### [Exercise]
Copy out the entries below precisely; nothing is to be omitted.
_ _ _ _ _
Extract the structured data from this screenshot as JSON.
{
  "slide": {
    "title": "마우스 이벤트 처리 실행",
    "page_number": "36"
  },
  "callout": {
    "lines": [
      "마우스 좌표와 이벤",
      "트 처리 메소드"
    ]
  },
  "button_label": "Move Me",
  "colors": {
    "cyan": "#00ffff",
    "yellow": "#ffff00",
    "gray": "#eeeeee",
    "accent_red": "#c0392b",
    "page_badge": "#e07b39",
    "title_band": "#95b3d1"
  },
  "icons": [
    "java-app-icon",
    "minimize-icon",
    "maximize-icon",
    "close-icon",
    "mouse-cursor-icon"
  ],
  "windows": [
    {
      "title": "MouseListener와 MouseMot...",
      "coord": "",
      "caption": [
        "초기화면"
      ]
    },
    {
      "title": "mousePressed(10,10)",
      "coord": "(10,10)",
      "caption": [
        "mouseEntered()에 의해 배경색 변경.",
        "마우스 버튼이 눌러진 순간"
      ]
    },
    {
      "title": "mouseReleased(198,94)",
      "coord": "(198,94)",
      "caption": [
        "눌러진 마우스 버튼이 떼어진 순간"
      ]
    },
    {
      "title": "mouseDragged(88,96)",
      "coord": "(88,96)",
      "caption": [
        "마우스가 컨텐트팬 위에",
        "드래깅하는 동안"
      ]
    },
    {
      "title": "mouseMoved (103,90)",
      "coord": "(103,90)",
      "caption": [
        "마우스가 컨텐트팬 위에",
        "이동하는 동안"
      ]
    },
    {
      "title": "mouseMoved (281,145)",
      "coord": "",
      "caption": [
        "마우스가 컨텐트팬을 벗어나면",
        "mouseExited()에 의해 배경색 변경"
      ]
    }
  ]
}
_ _ _ _ _
### [Exercise result]
Extract the structured data from this screenshot as JSON.
{
  "slide": {
    "title": "마우스 이벤트 처리 실행",
    "page_number": "36"
  },
  "callout": {
    "lines": [
      "마우스 좌표와 이벤",
      "트 처리 메소드"
    ]
  },
  "button_label": "Move Me",
  "colors": {
    "cyan": "#00ffff",
    "yellow": "#ffff00",
    "gray": "#eeeeee",
    "accent_red": "#c0392b",
    "page_badge": "#e07b39",
    "title_band": "#95b3d1"
  },
  "icons": [
    "java-app-icon",
    "minimize-icon",
    "maximize-icon",
    "close-icon",
    "mouse-cursor-icon"
  ],
  "windows": [
    {
      "title": "MouseListener와 MouseMot...",
      "coord": "",
      "caption": [
        "초기화면"
      ]
    },
    {
      "title": "mousePressed(10,10)",
      "coord": "(10,10)",
      "caption": [
        "mouseEntered()에 의해 배경색 변경.",
        "마우스 버튼이 눌러진 순간"
      ]
    },
    {
      "title": "mouseReleased(198,94)",
      "coord": "(198,94)",
      "caption": [
        "눌러진 마우스 버튼이 떼어진 순간"
      ]
    },
    {
      "title": "mouseDragged(88,96)",
      "coord": "(88,96)",
      "caption": [
        "마우스가 컨텐트팬 위에",
        "드래깅하는 동안"
      ]
    },
    {
      "title": "mouseMoved (103,90)",
      "coord": "(103,90)",
      "caption": [
        "마우스가 컨텐트팬 위에",
        "이동하는 동안"
      ]
    },
    {
      "title": "mouseMoved (281,145)",
      "coord": "",
      "caption": [
        "마우스가 컨텐트팬을 벗어나면",
        "mouseExited()에 의해 배경색 변경"
      ]
    }
  ]
}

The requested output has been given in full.